[Begin]

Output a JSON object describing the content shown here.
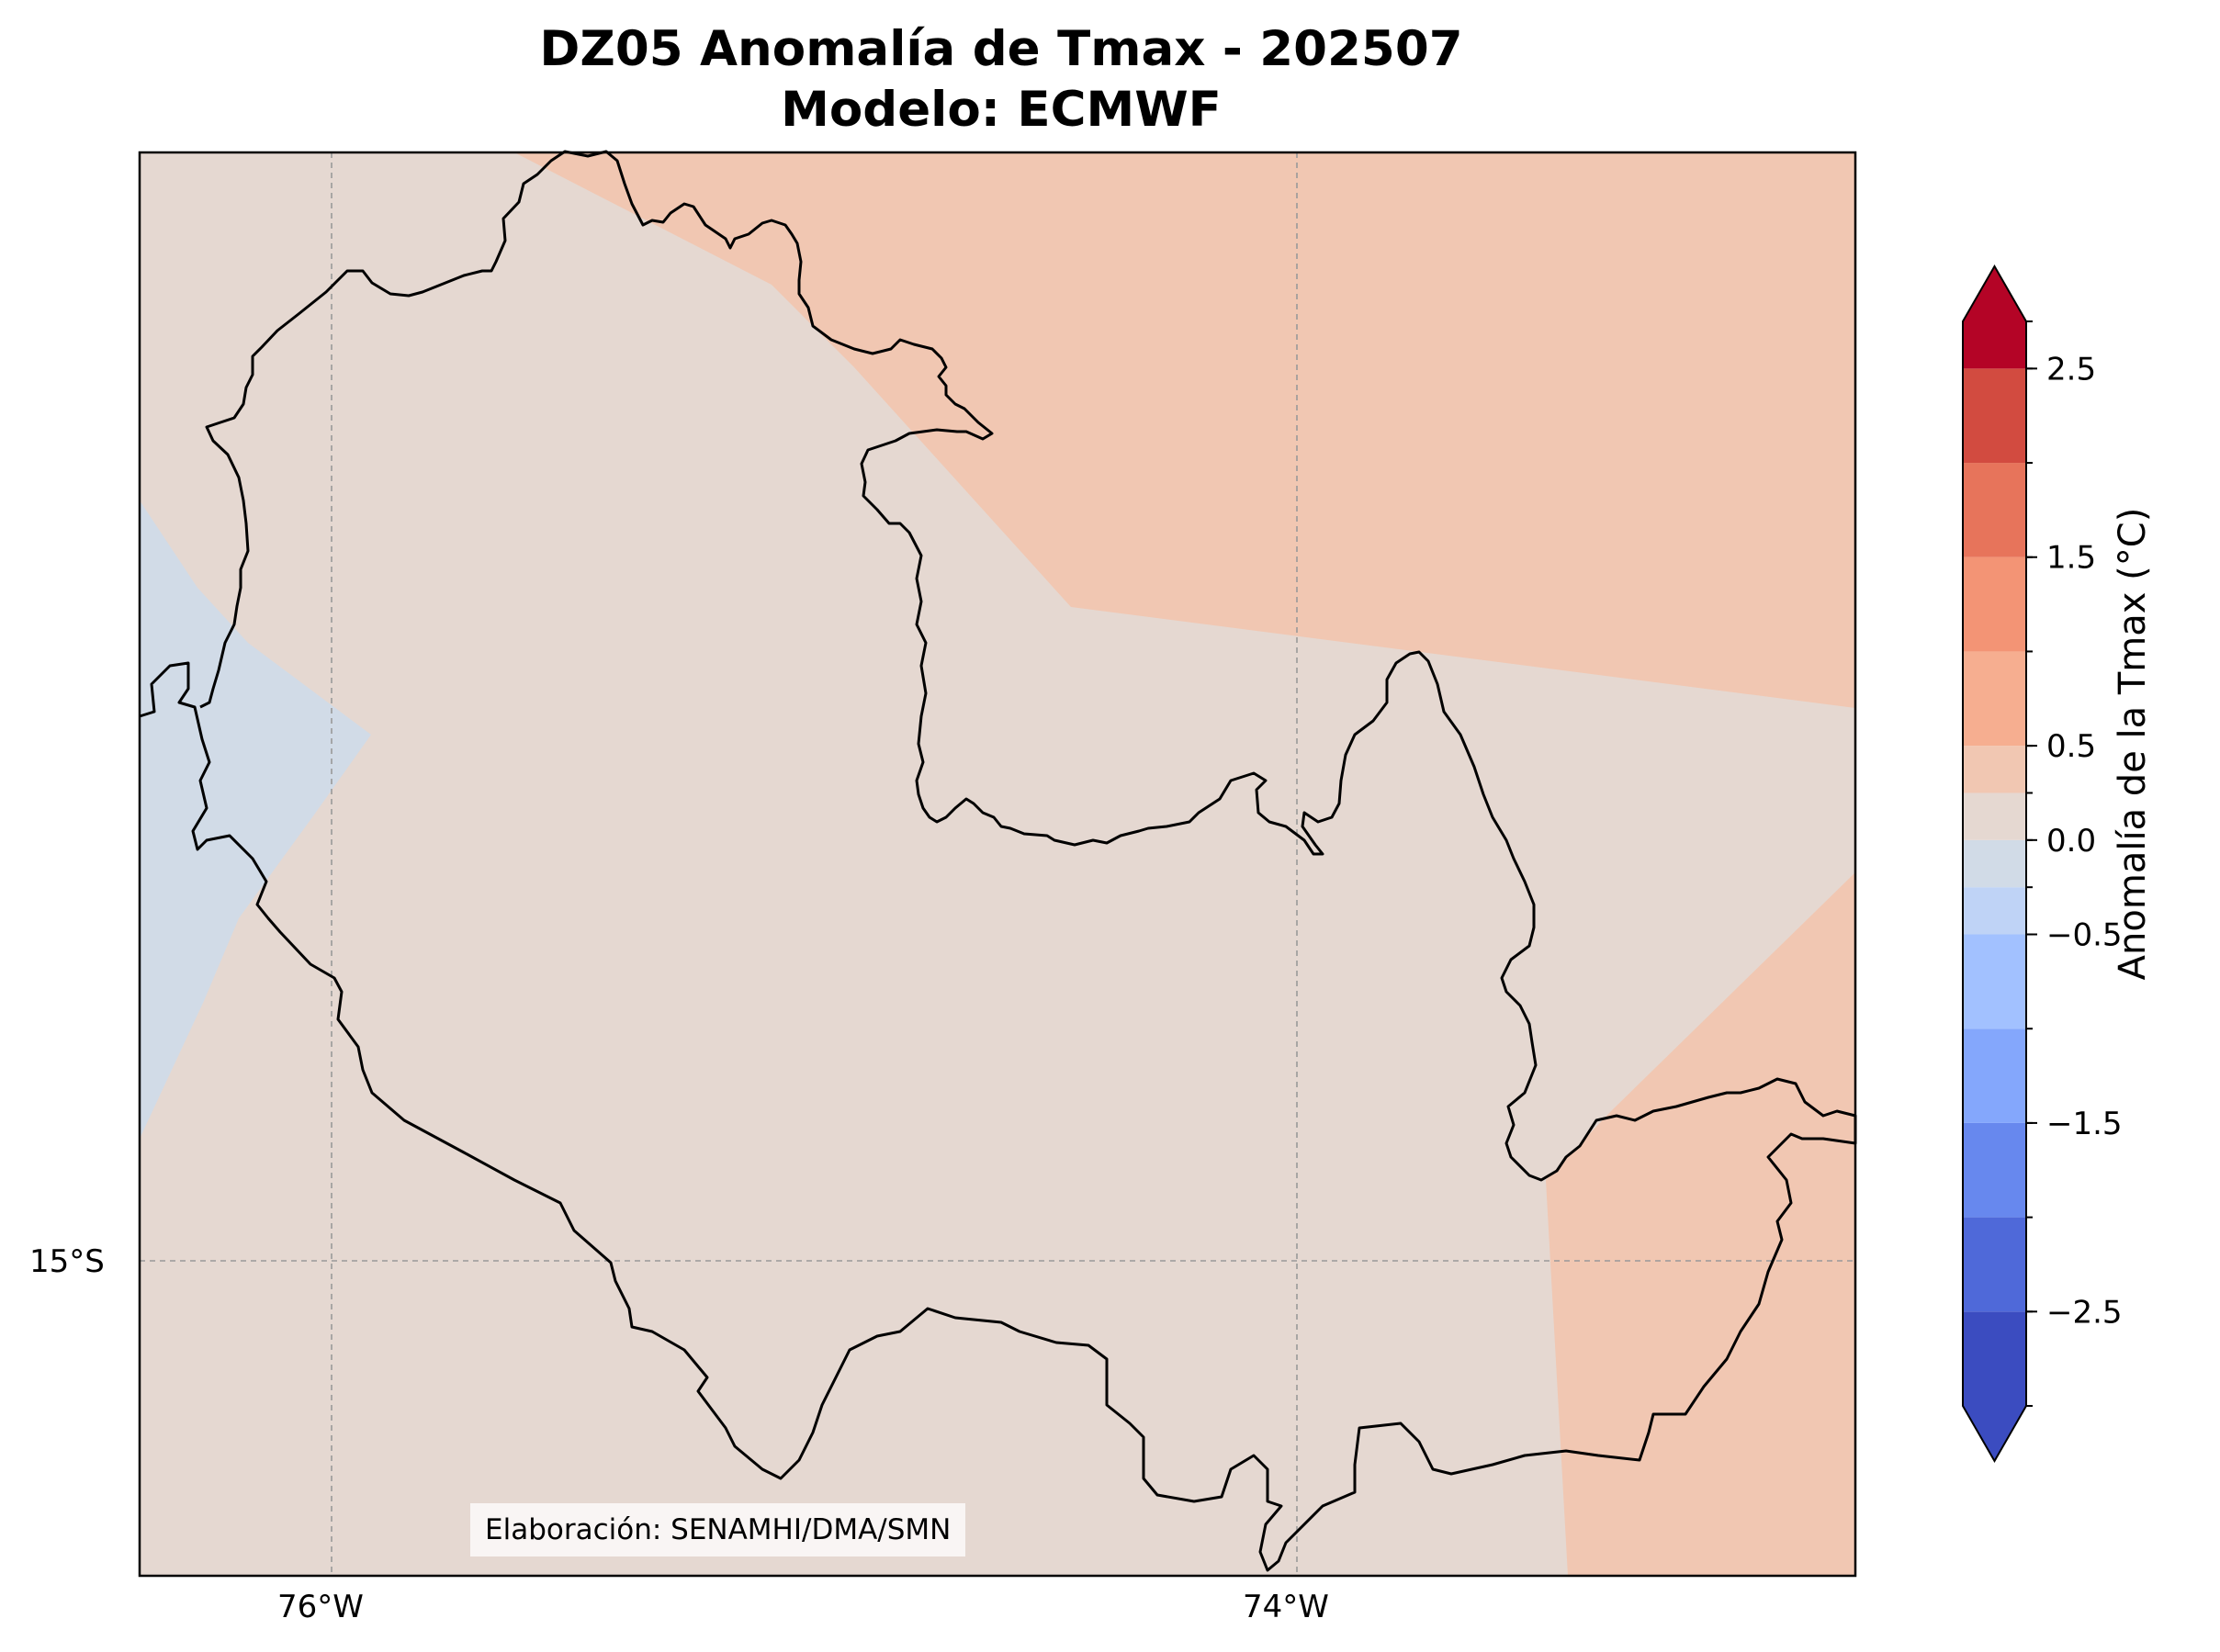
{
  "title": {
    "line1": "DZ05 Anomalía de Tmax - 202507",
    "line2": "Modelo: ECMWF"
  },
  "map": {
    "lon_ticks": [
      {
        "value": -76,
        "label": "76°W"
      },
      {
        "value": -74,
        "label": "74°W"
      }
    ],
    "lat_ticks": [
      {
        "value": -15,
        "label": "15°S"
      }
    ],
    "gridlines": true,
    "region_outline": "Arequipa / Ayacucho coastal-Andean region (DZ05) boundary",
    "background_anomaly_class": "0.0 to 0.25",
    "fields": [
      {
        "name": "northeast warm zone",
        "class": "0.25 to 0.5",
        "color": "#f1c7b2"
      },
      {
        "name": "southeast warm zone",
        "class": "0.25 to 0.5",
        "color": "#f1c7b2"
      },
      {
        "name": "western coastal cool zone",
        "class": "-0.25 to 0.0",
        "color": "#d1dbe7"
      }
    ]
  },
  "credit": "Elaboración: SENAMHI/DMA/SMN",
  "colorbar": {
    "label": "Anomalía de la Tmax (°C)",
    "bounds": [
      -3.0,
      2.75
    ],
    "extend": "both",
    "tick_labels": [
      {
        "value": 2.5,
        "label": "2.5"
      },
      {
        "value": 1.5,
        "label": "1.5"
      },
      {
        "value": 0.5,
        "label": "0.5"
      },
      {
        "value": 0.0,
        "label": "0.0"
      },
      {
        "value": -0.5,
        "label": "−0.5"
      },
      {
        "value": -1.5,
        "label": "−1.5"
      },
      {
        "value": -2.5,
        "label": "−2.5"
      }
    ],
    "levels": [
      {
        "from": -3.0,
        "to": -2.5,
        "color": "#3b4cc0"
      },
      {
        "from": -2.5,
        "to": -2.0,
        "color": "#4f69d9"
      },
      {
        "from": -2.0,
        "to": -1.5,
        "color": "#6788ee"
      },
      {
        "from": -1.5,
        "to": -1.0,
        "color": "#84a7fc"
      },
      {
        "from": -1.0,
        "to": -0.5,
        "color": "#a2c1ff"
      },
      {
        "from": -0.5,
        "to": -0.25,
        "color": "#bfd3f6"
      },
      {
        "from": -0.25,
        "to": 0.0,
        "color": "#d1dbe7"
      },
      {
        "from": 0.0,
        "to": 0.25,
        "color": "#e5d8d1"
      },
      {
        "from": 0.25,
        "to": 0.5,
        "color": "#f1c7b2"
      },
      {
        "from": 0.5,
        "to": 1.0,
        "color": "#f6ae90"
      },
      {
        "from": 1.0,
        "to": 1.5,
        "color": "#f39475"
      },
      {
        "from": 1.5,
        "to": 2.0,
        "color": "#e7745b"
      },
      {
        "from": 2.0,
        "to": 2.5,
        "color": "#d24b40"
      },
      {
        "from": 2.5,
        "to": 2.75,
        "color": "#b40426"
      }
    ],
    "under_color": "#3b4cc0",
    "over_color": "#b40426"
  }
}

[End]
[Begin]

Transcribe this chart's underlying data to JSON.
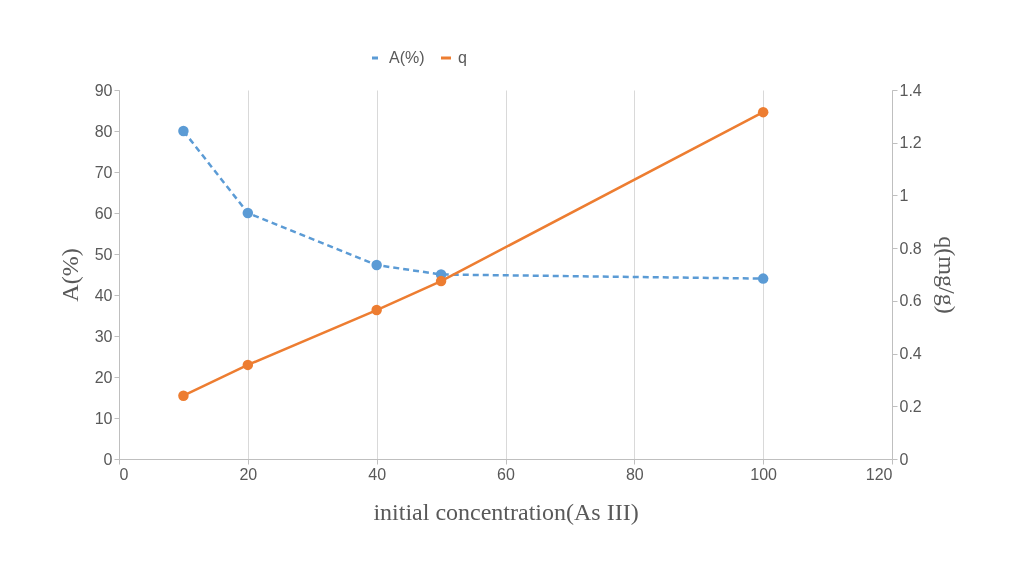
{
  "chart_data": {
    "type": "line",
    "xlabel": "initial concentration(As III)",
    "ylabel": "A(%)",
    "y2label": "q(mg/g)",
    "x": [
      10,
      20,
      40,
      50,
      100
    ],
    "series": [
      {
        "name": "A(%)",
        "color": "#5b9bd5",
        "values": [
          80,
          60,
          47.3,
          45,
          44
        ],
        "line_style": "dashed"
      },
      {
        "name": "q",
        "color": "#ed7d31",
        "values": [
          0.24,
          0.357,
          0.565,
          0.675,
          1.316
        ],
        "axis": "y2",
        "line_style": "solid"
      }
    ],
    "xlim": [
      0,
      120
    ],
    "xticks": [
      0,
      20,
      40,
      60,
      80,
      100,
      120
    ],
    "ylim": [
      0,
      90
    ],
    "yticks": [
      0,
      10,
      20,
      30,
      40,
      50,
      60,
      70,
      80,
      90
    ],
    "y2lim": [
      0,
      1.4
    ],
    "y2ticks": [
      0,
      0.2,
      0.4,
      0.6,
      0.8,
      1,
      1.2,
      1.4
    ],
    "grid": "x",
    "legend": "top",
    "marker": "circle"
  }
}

[End]

## [WORK REQUIRED]
List all lines where "zone" occurs.

## [CORRECT RESULT]
        "name": "northeast warm zone",
        "name": "southeast warm zone",
        "name": "western coastal cool zone",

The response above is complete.